Pick out each line below containing "label".

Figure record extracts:
____
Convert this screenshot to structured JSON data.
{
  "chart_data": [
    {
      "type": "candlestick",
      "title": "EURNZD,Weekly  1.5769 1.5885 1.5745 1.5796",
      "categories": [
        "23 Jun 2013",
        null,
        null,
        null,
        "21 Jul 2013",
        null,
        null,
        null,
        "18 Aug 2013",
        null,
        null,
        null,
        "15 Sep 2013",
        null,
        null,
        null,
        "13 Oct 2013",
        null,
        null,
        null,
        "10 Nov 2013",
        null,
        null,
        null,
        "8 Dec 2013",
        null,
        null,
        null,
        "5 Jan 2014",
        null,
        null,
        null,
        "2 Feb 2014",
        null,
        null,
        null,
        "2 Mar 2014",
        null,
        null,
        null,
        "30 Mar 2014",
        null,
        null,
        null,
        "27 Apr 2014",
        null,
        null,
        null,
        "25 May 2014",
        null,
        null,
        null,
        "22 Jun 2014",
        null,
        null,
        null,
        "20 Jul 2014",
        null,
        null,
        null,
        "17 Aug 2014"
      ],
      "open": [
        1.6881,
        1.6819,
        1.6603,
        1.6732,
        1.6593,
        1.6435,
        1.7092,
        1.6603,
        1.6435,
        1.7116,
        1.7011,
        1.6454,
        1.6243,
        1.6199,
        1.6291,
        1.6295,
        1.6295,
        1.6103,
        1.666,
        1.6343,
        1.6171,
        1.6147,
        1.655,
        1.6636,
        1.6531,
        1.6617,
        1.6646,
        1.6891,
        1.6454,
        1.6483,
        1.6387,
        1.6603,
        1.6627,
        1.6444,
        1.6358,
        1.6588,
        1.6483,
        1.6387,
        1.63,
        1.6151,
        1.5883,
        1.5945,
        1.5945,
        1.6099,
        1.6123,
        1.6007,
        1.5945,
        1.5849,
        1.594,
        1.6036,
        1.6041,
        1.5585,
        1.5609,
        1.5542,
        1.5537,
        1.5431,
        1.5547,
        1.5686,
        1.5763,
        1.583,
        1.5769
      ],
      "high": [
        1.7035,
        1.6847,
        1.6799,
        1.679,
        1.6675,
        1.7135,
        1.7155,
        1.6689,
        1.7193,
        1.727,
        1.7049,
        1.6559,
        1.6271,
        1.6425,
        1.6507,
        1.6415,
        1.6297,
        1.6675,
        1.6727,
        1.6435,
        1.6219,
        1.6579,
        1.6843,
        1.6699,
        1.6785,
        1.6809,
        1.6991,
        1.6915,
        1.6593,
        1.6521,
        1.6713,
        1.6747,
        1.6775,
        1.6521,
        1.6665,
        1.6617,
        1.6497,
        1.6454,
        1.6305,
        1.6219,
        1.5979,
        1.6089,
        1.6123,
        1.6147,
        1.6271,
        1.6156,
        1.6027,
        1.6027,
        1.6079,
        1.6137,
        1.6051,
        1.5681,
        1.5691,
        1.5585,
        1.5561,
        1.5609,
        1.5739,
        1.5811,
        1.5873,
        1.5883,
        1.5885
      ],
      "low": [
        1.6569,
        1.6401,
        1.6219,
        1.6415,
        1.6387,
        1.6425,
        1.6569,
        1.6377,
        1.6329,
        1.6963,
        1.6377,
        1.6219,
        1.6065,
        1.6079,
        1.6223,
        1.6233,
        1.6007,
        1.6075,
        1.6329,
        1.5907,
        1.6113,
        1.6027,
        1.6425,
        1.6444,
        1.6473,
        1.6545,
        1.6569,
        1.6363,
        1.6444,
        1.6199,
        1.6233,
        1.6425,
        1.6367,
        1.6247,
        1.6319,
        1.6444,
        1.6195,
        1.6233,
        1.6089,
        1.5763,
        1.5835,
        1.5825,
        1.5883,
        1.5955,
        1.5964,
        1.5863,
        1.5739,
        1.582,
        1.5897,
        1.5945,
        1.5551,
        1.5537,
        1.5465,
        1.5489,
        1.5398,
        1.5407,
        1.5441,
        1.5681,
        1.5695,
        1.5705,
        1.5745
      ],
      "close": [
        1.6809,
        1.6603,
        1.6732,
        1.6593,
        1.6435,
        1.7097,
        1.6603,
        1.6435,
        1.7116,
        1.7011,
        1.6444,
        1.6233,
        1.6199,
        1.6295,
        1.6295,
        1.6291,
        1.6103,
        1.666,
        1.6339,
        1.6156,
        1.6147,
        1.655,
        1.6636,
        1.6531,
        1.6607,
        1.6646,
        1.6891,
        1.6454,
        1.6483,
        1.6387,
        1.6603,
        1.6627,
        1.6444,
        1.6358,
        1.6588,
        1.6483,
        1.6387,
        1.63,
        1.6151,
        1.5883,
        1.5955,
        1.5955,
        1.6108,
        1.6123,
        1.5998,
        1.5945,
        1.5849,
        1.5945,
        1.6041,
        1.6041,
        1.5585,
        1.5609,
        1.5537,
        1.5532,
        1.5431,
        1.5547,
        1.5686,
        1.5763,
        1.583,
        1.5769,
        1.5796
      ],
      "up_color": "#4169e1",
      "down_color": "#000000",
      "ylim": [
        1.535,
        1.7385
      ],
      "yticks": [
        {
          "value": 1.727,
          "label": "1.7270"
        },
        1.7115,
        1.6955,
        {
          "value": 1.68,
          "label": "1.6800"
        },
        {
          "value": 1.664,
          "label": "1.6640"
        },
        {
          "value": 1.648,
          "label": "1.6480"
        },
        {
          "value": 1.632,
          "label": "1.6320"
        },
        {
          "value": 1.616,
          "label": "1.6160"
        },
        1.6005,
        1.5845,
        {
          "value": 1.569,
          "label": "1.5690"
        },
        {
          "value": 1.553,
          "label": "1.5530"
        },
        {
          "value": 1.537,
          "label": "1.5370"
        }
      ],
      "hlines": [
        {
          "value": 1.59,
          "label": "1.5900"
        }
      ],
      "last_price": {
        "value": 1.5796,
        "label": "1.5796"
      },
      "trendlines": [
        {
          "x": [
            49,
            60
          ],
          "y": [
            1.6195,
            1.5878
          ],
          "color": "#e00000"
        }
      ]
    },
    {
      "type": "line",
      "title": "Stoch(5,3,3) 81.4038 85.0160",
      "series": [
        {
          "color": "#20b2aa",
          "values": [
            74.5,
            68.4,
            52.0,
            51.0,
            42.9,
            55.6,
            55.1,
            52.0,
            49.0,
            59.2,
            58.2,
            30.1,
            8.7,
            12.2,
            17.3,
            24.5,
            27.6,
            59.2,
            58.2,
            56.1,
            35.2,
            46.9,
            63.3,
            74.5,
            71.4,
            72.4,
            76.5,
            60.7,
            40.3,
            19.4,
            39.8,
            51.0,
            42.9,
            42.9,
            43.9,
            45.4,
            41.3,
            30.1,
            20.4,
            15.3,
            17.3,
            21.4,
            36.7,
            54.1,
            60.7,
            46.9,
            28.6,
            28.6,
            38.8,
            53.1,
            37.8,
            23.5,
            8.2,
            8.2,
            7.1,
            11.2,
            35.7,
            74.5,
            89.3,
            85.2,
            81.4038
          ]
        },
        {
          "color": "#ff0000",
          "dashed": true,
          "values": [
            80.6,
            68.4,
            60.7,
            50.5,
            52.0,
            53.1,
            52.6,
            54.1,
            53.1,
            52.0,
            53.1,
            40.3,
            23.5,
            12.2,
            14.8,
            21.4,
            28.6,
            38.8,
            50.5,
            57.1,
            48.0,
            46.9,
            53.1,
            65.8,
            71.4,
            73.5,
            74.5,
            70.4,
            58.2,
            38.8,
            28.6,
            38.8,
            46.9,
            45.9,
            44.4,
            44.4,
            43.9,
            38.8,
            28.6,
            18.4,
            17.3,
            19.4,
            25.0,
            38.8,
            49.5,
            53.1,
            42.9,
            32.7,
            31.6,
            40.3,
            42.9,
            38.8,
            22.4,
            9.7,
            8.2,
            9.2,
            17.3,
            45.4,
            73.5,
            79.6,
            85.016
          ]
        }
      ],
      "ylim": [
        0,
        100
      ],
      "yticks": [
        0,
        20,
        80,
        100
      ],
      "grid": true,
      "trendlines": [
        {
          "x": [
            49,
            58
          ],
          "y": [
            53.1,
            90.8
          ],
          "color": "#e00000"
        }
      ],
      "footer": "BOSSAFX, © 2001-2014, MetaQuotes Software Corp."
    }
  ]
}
____
**Answer for the task**
          "label": "1.7270"
          "label": "1.6800"
          "label": "1.6640"
          "label": "1.6480"
          "label": "1.6320"
          "label": "1.6160"
          "label": "1.5690"
          "label": "1.5530"
          "label": "1.5370"
          "label": "1.5900"
        "label": "1.5796"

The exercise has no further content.